* Required work
Look below and pull out each line with the word "FlyBase".

* Materials provided
^^^^^^^^^^^^^^^^
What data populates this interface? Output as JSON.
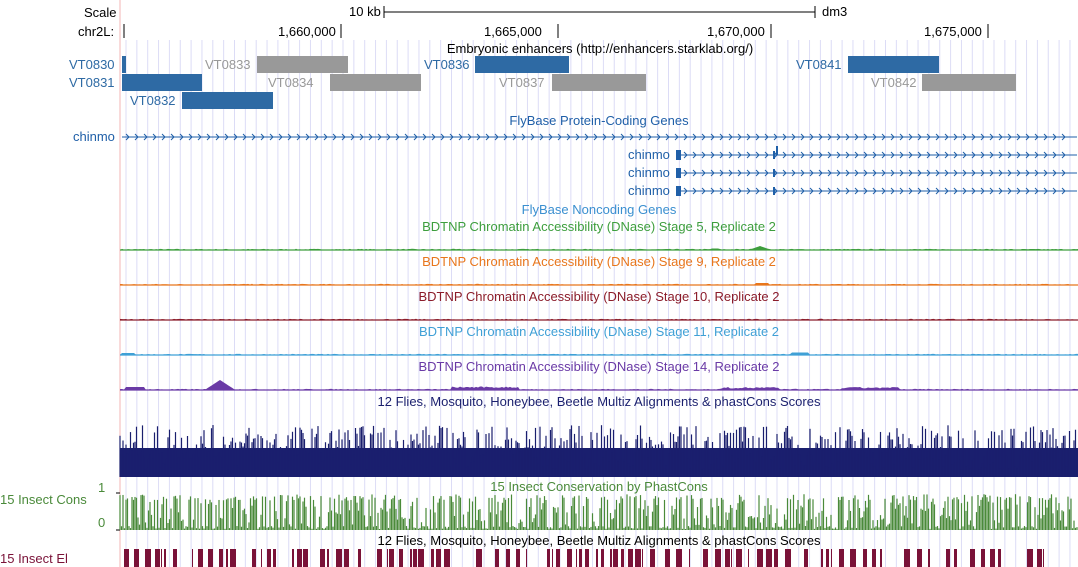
{
  "ruler": {
    "scale_label": "Scale",
    "chrom_label": "chr2L:",
    "scale_bar_label": "10 kb",
    "assembly": "dm3",
    "ticks": [
      "1,660,000",
      "1,665,000",
      "1,670,000",
      "1,675,000"
    ]
  },
  "tracks": {
    "enhancers": {
      "title": "Embryonic enhancers (http://enhancers.starklab.org/)",
      "items": [
        {
          "name": "VT0830",
          "color": "#2e6aa4",
          "label_color": "#2e6aa4"
        },
        {
          "name": "VT0831",
          "color": "#2e6aa4",
          "label_color": "#2e6aa4"
        },
        {
          "name": "VT0832",
          "color": "#2e6aa4",
          "label_color": "#2e6aa4"
        },
        {
          "name": "VT0833",
          "color": "#999999",
          "label_color": "#999999"
        },
        {
          "name": "VT0834",
          "color": "#999999",
          "label_color": "#999999"
        },
        {
          "name": "VT0836",
          "color": "#2e6aa4",
          "label_color": "#2e6aa4"
        },
        {
          "name": "VT0837",
          "color": "#999999",
          "label_color": "#999999"
        },
        {
          "name": "VT0841",
          "color": "#2e6aa4",
          "label_color": "#2e6aa4"
        },
        {
          "name": "VT0842",
          "color": "#999999",
          "label_color": "#999999"
        }
      ]
    },
    "protein_genes": {
      "title": "FlyBase Protein-Coding Genes",
      "color": "#1f5fa8",
      "gene_label": "chinmo",
      "transcripts": [
        "chinmo",
        "chinmo",
        "chinmo"
      ]
    },
    "noncoding": {
      "title": "FlyBase Noncoding Genes",
      "color": "#3a8fd0"
    },
    "dnase": [
      {
        "title": "BDTNP Chromatin Accessibility (DNase) Stage 5, Replicate 2",
        "color": "#3d9e3d"
      },
      {
        "title": "BDTNP Chromatin Accessibility (DNase) Stage 9, Replicate 2",
        "color": "#e8761c"
      },
      {
        "title": "BDTNP Chromatin Accessibility (DNase) Stage 10, Replicate 2",
        "color": "#8b1c2a"
      },
      {
        "title": "BDTNP Chromatin Accessibility (DNase) Stage 11, Replicate 2",
        "color": "#3fa0d6"
      },
      {
        "title": "BDTNP Chromatin Accessibility (DNase) Stage 14, Replicate 2",
        "color": "#6a3aa6"
      }
    ],
    "multiz": {
      "title": "12 Flies, Mosquito, Honeybee, Beetle Multiz Alignments & phastCons Scores",
      "color": "#1a1f6e"
    },
    "phastcons": {
      "title": "15 Insect Conservation by PhastCons",
      "side_label": "15 Insect Cons",
      "axis_max": "1",
      "axis_min": "0",
      "color": "#4a8a3a"
    },
    "elements": {
      "title": "12 Flies, Mosquito, Honeybee, Beetle Multiz Alignments & phastCons Scores",
      "side_label": "15 Insect El",
      "color": "#7a1238"
    }
  }
}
^^^^^^^^^^^^^^^^
* Answer
      "title": "FlyBase Protein-Coding Genes",
      "title": "FlyBase Noncoding Genes",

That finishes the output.